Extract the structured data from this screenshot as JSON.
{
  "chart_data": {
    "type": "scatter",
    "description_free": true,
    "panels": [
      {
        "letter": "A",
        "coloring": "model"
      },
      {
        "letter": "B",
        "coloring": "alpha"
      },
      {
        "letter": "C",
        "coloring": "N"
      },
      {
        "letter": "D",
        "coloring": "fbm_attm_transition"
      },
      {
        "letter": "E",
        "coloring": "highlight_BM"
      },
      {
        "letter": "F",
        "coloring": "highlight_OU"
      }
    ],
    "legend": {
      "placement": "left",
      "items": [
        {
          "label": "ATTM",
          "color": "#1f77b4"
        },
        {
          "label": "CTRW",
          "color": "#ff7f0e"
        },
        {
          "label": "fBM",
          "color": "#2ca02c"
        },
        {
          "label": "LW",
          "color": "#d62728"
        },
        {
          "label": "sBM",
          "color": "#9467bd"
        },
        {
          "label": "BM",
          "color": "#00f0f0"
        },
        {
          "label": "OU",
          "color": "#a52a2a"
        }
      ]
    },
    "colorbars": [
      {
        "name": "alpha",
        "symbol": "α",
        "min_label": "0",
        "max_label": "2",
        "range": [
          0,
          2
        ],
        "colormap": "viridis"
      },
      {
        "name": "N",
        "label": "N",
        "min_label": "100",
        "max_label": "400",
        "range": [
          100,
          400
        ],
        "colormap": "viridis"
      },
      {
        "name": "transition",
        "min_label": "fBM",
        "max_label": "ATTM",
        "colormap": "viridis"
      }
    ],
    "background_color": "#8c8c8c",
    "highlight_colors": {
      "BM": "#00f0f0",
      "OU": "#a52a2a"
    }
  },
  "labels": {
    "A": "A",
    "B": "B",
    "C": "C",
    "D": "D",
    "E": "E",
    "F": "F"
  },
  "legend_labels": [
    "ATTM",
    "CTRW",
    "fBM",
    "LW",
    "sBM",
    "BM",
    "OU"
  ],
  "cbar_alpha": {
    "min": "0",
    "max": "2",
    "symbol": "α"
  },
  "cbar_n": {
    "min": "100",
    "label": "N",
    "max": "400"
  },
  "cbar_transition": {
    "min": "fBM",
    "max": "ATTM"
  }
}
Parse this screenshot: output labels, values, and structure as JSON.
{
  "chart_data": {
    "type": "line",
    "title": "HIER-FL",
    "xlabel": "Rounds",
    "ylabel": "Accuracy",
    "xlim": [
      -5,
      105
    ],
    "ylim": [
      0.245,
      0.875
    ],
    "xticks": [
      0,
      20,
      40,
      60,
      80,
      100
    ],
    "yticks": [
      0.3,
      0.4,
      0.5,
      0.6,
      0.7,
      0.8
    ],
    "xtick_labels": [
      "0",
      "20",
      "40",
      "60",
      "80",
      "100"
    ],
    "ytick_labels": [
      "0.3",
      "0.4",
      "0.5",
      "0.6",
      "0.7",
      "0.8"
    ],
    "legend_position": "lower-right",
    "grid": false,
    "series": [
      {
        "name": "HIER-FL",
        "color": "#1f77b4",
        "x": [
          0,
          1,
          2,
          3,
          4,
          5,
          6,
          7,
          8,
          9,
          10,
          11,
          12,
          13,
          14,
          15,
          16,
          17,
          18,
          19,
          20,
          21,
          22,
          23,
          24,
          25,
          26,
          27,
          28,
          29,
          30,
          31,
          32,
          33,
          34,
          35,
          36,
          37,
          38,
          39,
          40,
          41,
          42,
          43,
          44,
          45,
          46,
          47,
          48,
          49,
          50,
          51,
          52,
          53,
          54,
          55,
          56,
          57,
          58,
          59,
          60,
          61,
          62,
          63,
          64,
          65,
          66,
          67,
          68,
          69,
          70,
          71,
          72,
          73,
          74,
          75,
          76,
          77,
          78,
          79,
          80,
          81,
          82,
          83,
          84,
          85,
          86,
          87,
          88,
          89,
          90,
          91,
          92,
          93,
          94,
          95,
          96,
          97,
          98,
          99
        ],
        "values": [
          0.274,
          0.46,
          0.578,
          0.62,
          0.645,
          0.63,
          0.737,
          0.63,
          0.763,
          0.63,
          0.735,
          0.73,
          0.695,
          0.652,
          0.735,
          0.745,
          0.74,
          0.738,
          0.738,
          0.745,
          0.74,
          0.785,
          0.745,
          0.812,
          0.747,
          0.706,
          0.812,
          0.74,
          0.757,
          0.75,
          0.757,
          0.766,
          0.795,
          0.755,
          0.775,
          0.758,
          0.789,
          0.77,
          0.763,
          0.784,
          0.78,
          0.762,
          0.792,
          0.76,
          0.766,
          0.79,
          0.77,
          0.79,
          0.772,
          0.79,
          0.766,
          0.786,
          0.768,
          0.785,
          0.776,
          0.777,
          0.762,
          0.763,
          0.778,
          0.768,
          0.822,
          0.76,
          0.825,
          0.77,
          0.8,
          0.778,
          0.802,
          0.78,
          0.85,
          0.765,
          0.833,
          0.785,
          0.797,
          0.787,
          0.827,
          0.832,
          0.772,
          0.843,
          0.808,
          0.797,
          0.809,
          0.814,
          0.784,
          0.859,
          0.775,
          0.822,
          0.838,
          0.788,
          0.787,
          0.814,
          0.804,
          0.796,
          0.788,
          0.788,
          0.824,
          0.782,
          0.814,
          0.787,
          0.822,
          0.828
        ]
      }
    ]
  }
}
☆ ☆ ☆ ☆ ☆ ☆ ☆
* **Task requirements**
Which lines contain the word "JSON"? Copy each one.

* **Written reply**
Extract the structured data from this screenshot as JSON.
Parse this screenshot: output labels, values, and structure as JSON.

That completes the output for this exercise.